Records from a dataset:
################

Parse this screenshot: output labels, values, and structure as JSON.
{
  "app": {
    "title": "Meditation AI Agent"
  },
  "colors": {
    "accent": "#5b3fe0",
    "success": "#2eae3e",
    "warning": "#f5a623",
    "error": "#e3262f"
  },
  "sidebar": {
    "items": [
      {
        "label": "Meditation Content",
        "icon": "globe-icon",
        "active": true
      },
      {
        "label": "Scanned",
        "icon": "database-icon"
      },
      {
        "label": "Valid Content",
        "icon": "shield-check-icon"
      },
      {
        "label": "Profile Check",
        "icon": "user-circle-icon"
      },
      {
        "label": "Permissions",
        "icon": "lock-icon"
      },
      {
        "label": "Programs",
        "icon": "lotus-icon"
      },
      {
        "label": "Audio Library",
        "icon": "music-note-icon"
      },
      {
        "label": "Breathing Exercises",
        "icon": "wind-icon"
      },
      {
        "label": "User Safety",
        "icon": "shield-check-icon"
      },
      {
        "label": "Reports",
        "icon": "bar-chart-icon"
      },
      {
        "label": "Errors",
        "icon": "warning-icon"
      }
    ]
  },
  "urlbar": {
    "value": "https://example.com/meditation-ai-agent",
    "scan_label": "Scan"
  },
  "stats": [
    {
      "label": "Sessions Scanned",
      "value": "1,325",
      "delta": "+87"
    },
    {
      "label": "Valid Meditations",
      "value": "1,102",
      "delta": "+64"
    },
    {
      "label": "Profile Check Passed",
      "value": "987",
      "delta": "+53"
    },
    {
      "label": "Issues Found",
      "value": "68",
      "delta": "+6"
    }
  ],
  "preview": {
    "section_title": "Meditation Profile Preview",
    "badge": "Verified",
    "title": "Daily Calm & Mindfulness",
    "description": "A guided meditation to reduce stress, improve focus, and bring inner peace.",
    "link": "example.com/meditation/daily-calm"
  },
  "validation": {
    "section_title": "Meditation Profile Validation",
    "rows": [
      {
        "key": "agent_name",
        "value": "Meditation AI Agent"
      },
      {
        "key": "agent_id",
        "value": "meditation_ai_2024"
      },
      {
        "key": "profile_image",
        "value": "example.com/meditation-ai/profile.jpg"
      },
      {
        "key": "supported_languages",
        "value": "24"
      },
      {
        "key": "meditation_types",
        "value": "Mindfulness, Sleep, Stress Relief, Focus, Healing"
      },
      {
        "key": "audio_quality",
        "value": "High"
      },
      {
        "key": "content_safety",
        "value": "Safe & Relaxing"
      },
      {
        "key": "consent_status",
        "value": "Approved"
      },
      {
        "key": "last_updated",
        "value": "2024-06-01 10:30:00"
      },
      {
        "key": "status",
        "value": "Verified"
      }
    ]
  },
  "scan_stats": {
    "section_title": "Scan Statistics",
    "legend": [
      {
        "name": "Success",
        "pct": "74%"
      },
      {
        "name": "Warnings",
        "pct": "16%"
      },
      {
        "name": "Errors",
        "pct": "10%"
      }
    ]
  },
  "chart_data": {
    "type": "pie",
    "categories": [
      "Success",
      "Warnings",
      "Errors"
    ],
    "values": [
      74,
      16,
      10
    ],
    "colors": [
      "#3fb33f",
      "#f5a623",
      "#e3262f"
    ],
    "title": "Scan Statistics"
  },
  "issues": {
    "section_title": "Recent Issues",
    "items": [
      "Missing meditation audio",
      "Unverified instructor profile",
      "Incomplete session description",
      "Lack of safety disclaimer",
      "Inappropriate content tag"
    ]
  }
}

################

THE EXERCISE – Retype the records that precede this task, keeping them exactly the same.

WORKED ANSWER –
Parse this screenshot: output labels, values, and structure as JSON.
{
  "app": {
    "title": "Meditation AI Agent"
  },
  "colors": {
    "accent": "#5b3fe0",
    "success": "#2eae3e",
    "warning": "#f5a623",
    "error": "#e3262f"
  },
  "sidebar": {
    "items": [
      {
        "label": "Meditation Content",
        "icon": "globe-icon",
        "active": true
      },
      {
        "label": "Scanned",
        "icon": "database-icon"
      },
      {
        "label": "Valid Content",
        "icon": "shield-check-icon"
      },
      {
        "label": "Profile Check",
        "icon": "user-circle-icon"
      },
      {
        "label": "Permissions",
        "icon": "lock-icon"
      },
      {
        "label": "Programs",
        "icon": "lotus-icon"
      },
      {
        "label": "Audio Library",
        "icon": "music-note-icon"
      },
      {
        "label": "Breathing Exercises",
        "icon": "wind-icon"
      },
      {
        "label": "User Safety",
        "icon": "shield-check-icon"
      },
      {
        "label": "Reports",
        "icon": "bar-chart-icon"
      },
      {
        "label": "Errors",
        "icon": "warning-icon"
      }
    ]
  },
  "urlbar": {
    "value": "https://example.com/meditation-ai-agent",
    "scan_label": "Scan"
  },
  "stats": [
    {
      "label": "Sessions Scanned",
      "value": "1,325",
      "delta": "+87"
    },
    {
      "label": "Valid Meditations",
      "value": "1,102",
      "delta": "+64"
    },
    {
      "label": "Profile Check Passed",
      "value": "987",
      "delta": "+53"
    },
    {
      "label": "Issues Found",
      "value": "68",
      "delta": "+6"
    }
  ],
  "preview": {
    "section_title": "Meditation Profile Preview",
    "badge": "Verified",
    "title": "Daily Calm & Mindfulness",
    "description": "A guided meditation to reduce stress, improve focus, and bring inner peace.",
    "link": "example.com/meditation/daily-calm"
  },
  "validation": {
    "section_title": "Meditation Profile Validation",
    "rows": [
      {
        "key": "agent_name",
        "value": "Meditation AI Agent"
      },
      {
        "key": "agent_id",
        "value": "meditation_ai_2024"
      },
      {
        "key": "profile_image",
        "value": "example.com/meditation-ai/profile.jpg"
      },
      {
        "key": "supported_languages",
        "value": "24"
      },
      {
        "key": "meditation_types",
        "value": "Mindfulness, Sleep, Stress Relief, Focus, Healing"
      },
      {
        "key": "audio_quality",
        "value": "High"
      },
      {
        "key": "content_safety",
        "value": "Safe & Relaxing"
      },
      {
        "key": "consent_status",
        "value": "Approved"
      },
      {
        "key": "last_updated",
        "value": "2024-06-01 10:30:00"
      },
      {
        "key": "status",
        "value": "Verified"
      }
    ]
  },
  "scan_stats": {
    "section_title": "Scan Statistics",
    "legend": [
      {
        "name": "Success",
        "pct": "74%"
      },
      {
        "name": "Warnings",
        "pct": "16%"
      },
      {
        "name": "Errors",
        "pct": "10%"
      }
    ]
  },
  "chart_data": {
    "type": "pie",
    "categories": [
      "Success",
      "Warnings",
      "Errors"
    ],
    "values": [
      74,
      16,
      10
    ],
    "colors": [
      "#3fb33f",
      "#f5a623",
      "#e3262f"
    ],
    "title": "Scan Statistics"
  },
  "issues": {
    "section_title": "Recent Issues",
    "items": [
      "Missing meditation audio",
      "Unverified instructor profile",
      "Incomplete session description",
      "Lack of safety disclaimer",
      "Inappropriate content tag"
    ]
  }
}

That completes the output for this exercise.